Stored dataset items
· · ·
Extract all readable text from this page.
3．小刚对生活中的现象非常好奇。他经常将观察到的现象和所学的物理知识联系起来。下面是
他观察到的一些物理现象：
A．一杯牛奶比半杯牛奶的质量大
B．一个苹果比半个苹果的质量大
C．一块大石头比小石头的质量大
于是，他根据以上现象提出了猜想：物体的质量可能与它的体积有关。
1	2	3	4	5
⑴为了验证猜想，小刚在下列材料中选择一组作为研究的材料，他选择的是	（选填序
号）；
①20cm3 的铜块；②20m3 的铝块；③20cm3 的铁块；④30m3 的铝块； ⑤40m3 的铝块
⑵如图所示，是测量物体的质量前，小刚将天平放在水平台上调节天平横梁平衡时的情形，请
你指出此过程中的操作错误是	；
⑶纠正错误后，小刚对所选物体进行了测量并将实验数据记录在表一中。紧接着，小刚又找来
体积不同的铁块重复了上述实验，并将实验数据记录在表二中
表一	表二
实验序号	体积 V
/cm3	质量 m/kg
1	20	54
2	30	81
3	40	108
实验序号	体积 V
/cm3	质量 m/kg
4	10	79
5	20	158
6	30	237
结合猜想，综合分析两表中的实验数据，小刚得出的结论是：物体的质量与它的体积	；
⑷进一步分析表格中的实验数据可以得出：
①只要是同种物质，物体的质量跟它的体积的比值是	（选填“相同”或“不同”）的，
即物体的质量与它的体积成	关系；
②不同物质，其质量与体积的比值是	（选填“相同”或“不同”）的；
· · ·
AIM:
Send back all of the entries exactly, with nothing missing.

OUTPUT:
Extract all readable text from this page.
3．小刚对生活中的现象非常好奇。他经常将观察到的现象和所学的物理知识联系起来。下面是
他观察到的一些物理现象：
A．一杯牛奶比半杯牛奶的质量大
B．一个苹果比半个苹果的质量大
C．一块大石头比小石头的质量大
于是，他根据以上现象提出了猜想：物体的质量可能与它的体积有关。
1	2	3	4	5
⑴为了验证猜想，小刚在下列材料中选择一组作为研究的材料，他选择的是	（选填序
号）；
①20cm3 的铜块；②20m3 的铝块；③20cm3 的铁块；④30m3 的铝块； ⑤40m3 的铝块
⑵如图所示，是测量物体的质量前，小刚将天平放在水平台上调节天平横梁平衡时的情形，请
你指出此过程中的操作错误是	；
⑶纠正错误后，小刚对所选物体进行了测量并将实验数据记录在表一中。紧接着，小刚又找来
体积不同的铁块重复了上述实验，并将实验数据记录在表二中
表一	表二
实验序号	体积 V
/cm3	质量 m/kg
1	20	54
2	30	81
3	40	108
实验序号	体积 V
/cm3	质量 m/kg
4	10	79
5	20	158
6	30	237
结合猜想，综合分析两表中的实验数据，小刚得出的结论是：物体的质量与它的体积	；
⑷进一步分析表格中的实验数据可以得出：
①只要是同种物质，物体的质量跟它的体积的比值是	（选填“相同”或“不同”）的，
即物体的质量与它的体积成	关系；
②不同物质，其质量与体积的比值是	（选填“相同”或“不同”）的；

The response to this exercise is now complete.